> Exercise objective
Each entry below should be returned exactly as is, with the pictures removed.

--- Start Excerpted records ---

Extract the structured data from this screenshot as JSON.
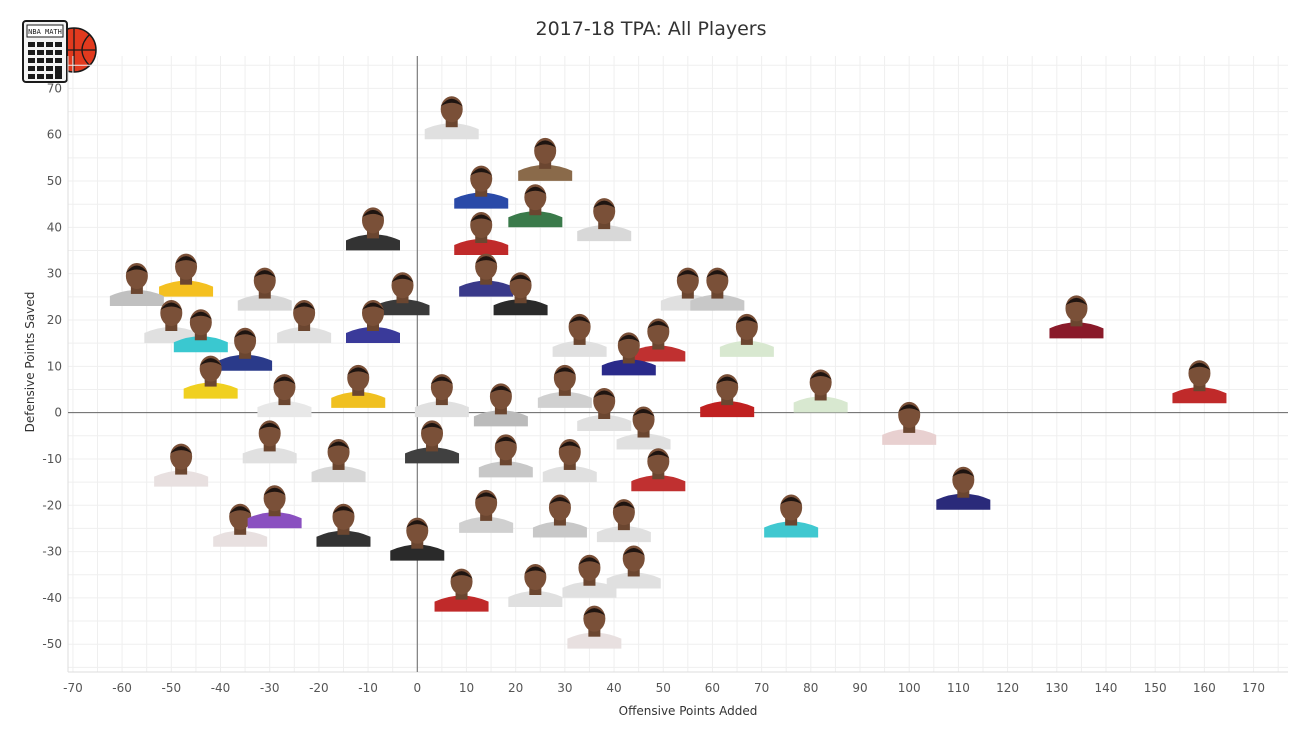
{
  "chart_data": {
    "type": "scatter",
    "title": "2017-18 TPA: All Players",
    "xlabel": "Offensive Points Added",
    "ylabel": "Defensive Points Saved",
    "xlim": [
      -71,
      177
    ],
    "ylim": [
      -56,
      77
    ],
    "x_ticks": [
      -70,
      -60,
      -50,
      -40,
      -30,
      -20,
      -10,
      0,
      10,
      20,
      30,
      40,
      50,
      60,
      70,
      80,
      90,
      100,
      110,
      120,
      130,
      140,
      150,
      160,
      170
    ],
    "y_ticks": [
      -50,
      -40,
      -30,
      -20,
      -10,
      0,
      10,
      20,
      30,
      40,
      50,
      60,
      70
    ],
    "grid": true,
    "marker": "player-headshot",
    "points": [
      {
        "x": 7,
        "y": 64,
        "jersey": "#e0e0e0"
      },
      {
        "x": 26,
        "y": 55,
        "jersey": "#8a6a4a"
      },
      {
        "x": 13,
        "y": 49,
        "jersey": "#2a4aa8"
      },
      {
        "x": 24,
        "y": 45,
        "jersey": "#3a7a4a"
      },
      {
        "x": 38,
        "y": 42,
        "jersey": "#d8d8d8"
      },
      {
        "x": -9,
        "y": 40,
        "jersey": "#333333"
      },
      {
        "x": 13,
        "y": 39,
        "jersey": "#c02a2a"
      },
      {
        "x": -47,
        "y": 30,
        "jersey": "#f4c020"
      },
      {
        "x": -57,
        "y": 28,
        "jersey": "#c0c0c0"
      },
      {
        "x": -31,
        "y": 27,
        "jersey": "#d8d8d8"
      },
      {
        "x": 55,
        "y": 27,
        "jersey": "#e0e0e0"
      },
      {
        "x": 61,
        "y": 27,
        "jersey": "#c8c8c8"
      },
      {
        "x": 14,
        "y": 30,
        "jersey": "#3a3a8a"
      },
      {
        "x": -3,
        "y": 26,
        "jersey": "#3a3a3a"
      },
      {
        "x": 21,
        "y": 26,
        "jersey": "#2a2a2a"
      },
      {
        "x": 134,
        "y": 21,
        "jersey": "#8a1a2a"
      },
      {
        "x": 67,
        "y": 17,
        "jersey": "#d8e8d0"
      },
      {
        "x": 49,
        "y": 16,
        "jersey": "#c03030"
      },
      {
        "x": -50,
        "y": 20,
        "jersey": "#e0e0e0"
      },
      {
        "x": -44,
        "y": 18,
        "jersey": "#3ac8d0"
      },
      {
        "x": -35,
        "y": 14,
        "jersey": "#2a3a8a"
      },
      {
        "x": -23,
        "y": 20,
        "jersey": "#e0e0e0"
      },
      {
        "x": -9,
        "y": 20,
        "jersey": "#3a3a9a"
      },
      {
        "x": 33,
        "y": 17,
        "jersey": "#e0e0e0"
      },
      {
        "x": 43,
        "y": 13,
        "jersey": "#2a2a8a"
      },
      {
        "x": 63,
        "y": 4,
        "jersey": "#c02020"
      },
      {
        "x": 82,
        "y": 5,
        "jersey": "#d8e8d0"
      },
      {
        "x": 100,
        "y": -2,
        "jersey": "#e8d0d0"
      },
      {
        "x": 159,
        "y": 7,
        "jersey": "#c02a2a"
      },
      {
        "x": -42,
        "y": 8,
        "jersey": "#f0d020"
      },
      {
        "x": -27,
        "y": 4,
        "jersey": "#e8e8e8"
      },
      {
        "x": -12,
        "y": 6,
        "jersey": "#f0c020"
      },
      {
        "x": 5,
        "y": 4,
        "jersey": "#e0e0e0"
      },
      {
        "x": 17,
        "y": 2,
        "jersey": "#bbbbbb"
      },
      {
        "x": 30,
        "y": 6,
        "jersey": "#d0d0d0"
      },
      {
        "x": 38,
        "y": 1,
        "jersey": "#e0e0e0"
      },
      {
        "x": 46,
        "y": -3,
        "jersey": "#e0e0e0"
      },
      {
        "x": -48,
        "y": -11,
        "jersey": "#e8e0e0"
      },
      {
        "x": -30,
        "y": -6,
        "jersey": "#e0e0e0"
      },
      {
        "x": -16,
        "y": -10,
        "jersey": "#d8d8d8"
      },
      {
        "x": 3,
        "y": -6,
        "jersey": "#404040"
      },
      {
        "x": 18,
        "y": -9,
        "jersey": "#c8c8c8"
      },
      {
        "x": 31,
        "y": -10,
        "jersey": "#e0e0e0"
      },
      {
        "x": 49,
        "y": -12,
        "jersey": "#c03030"
      },
      {
        "x": 111,
        "y": -16,
        "jersey": "#2a2a7a"
      },
      {
        "x": -36,
        "y": -24,
        "jersey": "#e8e0e0"
      },
      {
        "x": -29,
        "y": -20,
        "jersey": "#8a50c0"
      },
      {
        "x": -15,
        "y": -24,
        "jersey": "#333333"
      },
      {
        "x": 0,
        "y": -27,
        "jersey": "#2a2a2a"
      },
      {
        "x": 14,
        "y": -21,
        "jersey": "#d0d0d0"
      },
      {
        "x": 29,
        "y": -22,
        "jersey": "#c8c8c8"
      },
      {
        "x": 42,
        "y": -23,
        "jersey": "#e0e0e0"
      },
      {
        "x": 76,
        "y": -22,
        "jersey": "#40c8d0"
      },
      {
        "x": 9,
        "y": -38,
        "jersey": "#c02a2a"
      },
      {
        "x": 24,
        "y": -37,
        "jersey": "#e0e0e0"
      },
      {
        "x": 35,
        "y": -35,
        "jersey": "#e0e0e0"
      },
      {
        "x": 44,
        "y": -33,
        "jersey": "#e0e0e0"
      },
      {
        "x": 36,
        "y": -46,
        "jersey": "#e8e0e0"
      }
    ]
  }
}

--- End Excerpted records ---

> Correct response
Extract the structured data from this screenshot as JSON.
{
  "chart_data": {
    "type": "scatter",
    "title": "2017-18 TPA: All Players",
    "xlabel": "Offensive Points Added",
    "ylabel": "Defensive Points Saved",
    "xlim": [
      -71,
      177
    ],
    "ylim": [
      -56,
      77
    ],
    "x_ticks": [
      -70,
      -60,
      -50,
      -40,
      -30,
      -20,
      -10,
      0,
      10,
      20,
      30,
      40,
      50,
      60,
      70,
      80,
      90,
      100,
      110,
      120,
      130,
      140,
      150,
      160,
      170
    ],
    "y_ticks": [
      -50,
      -40,
      -30,
      -20,
      -10,
      0,
      10,
      20,
      30,
      40,
      50,
      60,
      70
    ],
    "grid": true,
    "marker": "player-headshot",
    "points": [
      {
        "x": 7,
        "y": 64,
        "jersey": "#e0e0e0"
      },
      {
        "x": 26,
        "y": 55,
        "jersey": "#8a6a4a"
      },
      {
        "x": 13,
        "y": 49,
        "jersey": "#2a4aa8"
      },
      {
        "x": 24,
        "y": 45,
        "jersey": "#3a7a4a"
      },
      {
        "x": 38,
        "y": 42,
        "jersey": "#d8d8d8"
      },
      {
        "x": -9,
        "y": 40,
        "jersey": "#333333"
      },
      {
        "x": 13,
        "y": 39,
        "jersey": "#c02a2a"
      },
      {
        "x": -47,
        "y": 30,
        "jersey": "#f4c020"
      },
      {
        "x": -57,
        "y": 28,
        "jersey": "#c0c0c0"
      },
      {
        "x": -31,
        "y": 27,
        "jersey": "#d8d8d8"
      },
      {
        "x": 55,
        "y": 27,
        "jersey": "#e0e0e0"
      },
      {
        "x": 61,
        "y": 27,
        "jersey": "#c8c8c8"
      },
      {
        "x": 14,
        "y": 30,
        "jersey": "#3a3a8a"
      },
      {
        "x": -3,
        "y": 26,
        "jersey": "#3a3a3a"
      },
      {
        "x": 21,
        "y": 26,
        "jersey": "#2a2a2a"
      },
      {
        "x": 134,
        "y": 21,
        "jersey": "#8a1a2a"
      },
      {
        "x": 67,
        "y": 17,
        "jersey": "#d8e8d0"
      },
      {
        "x": 49,
        "y": 16,
        "jersey": "#c03030"
      },
      {
        "x": -50,
        "y": 20,
        "jersey": "#e0e0e0"
      },
      {
        "x": -44,
        "y": 18,
        "jersey": "#3ac8d0"
      },
      {
        "x": -35,
        "y": 14,
        "jersey": "#2a3a8a"
      },
      {
        "x": -23,
        "y": 20,
        "jersey": "#e0e0e0"
      },
      {
        "x": -9,
        "y": 20,
        "jersey": "#3a3a9a"
      },
      {
        "x": 33,
        "y": 17,
        "jersey": "#e0e0e0"
      },
      {
        "x": 43,
        "y": 13,
        "jersey": "#2a2a8a"
      },
      {
        "x": 63,
        "y": 4,
        "jersey": "#c02020"
      },
      {
        "x": 82,
        "y": 5,
        "jersey": "#d8e8d0"
      },
      {
        "x": 100,
        "y": -2,
        "jersey": "#e8d0d0"
      },
      {
        "x": 159,
        "y": 7,
        "jersey": "#c02a2a"
      },
      {
        "x": -42,
        "y": 8,
        "jersey": "#f0d020"
      },
      {
        "x": -27,
        "y": 4,
        "jersey": "#e8e8e8"
      },
      {
        "x": -12,
        "y": 6,
        "jersey": "#f0c020"
      },
      {
        "x": 5,
        "y": 4,
        "jersey": "#e0e0e0"
      },
      {
        "x": 17,
        "y": 2,
        "jersey": "#bbbbbb"
      },
      {
        "x": 30,
        "y": 6,
        "jersey": "#d0d0d0"
      },
      {
        "x": 38,
        "y": 1,
        "jersey": "#e0e0e0"
      },
      {
        "x": 46,
        "y": -3,
        "jersey": "#e0e0e0"
      },
      {
        "x": -48,
        "y": -11,
        "jersey": "#e8e0e0"
      },
      {
        "x": -30,
        "y": -6,
        "jersey": "#e0e0e0"
      },
      {
        "x": -16,
        "y": -10,
        "jersey": "#d8d8d8"
      },
      {
        "x": 3,
        "y": -6,
        "jersey": "#404040"
      },
      {
        "x": 18,
        "y": -9,
        "jersey": "#c8c8c8"
      },
      {
        "x": 31,
        "y": -10,
        "jersey": "#e0e0e0"
      },
      {
        "x": 49,
        "y": -12,
        "jersey": "#c03030"
      },
      {
        "x": 111,
        "y": -16,
        "jersey": "#2a2a7a"
      },
      {
        "x": -36,
        "y": -24,
        "jersey": "#e8e0e0"
      },
      {
        "x": -29,
        "y": -20,
        "jersey": "#8a50c0"
      },
      {
        "x": -15,
        "y": -24,
        "jersey": "#333333"
      },
      {
        "x": 0,
        "y": -27,
        "jersey": "#2a2a2a"
      },
      {
        "x": 14,
        "y": -21,
        "jersey": "#d0d0d0"
      },
      {
        "x": 29,
        "y": -22,
        "jersey": "#c8c8c8"
      },
      {
        "x": 42,
        "y": -23,
        "jersey": "#e0e0e0"
      },
      {
        "x": 76,
        "y": -22,
        "jersey": "#40c8d0"
      },
      {
        "x": 9,
        "y": -38,
        "jersey": "#c02a2a"
      },
      {
        "x": 24,
        "y": -37,
        "jersey": "#e0e0e0"
      },
      {
        "x": 35,
        "y": -35,
        "jersey": "#e0e0e0"
      },
      {
        "x": 44,
        "y": -33,
        "jersey": "#e0e0e0"
      },
      {
        "x": 36,
        "y": -46,
        "jersey": "#e8e0e0"
      }
    ]
  }
}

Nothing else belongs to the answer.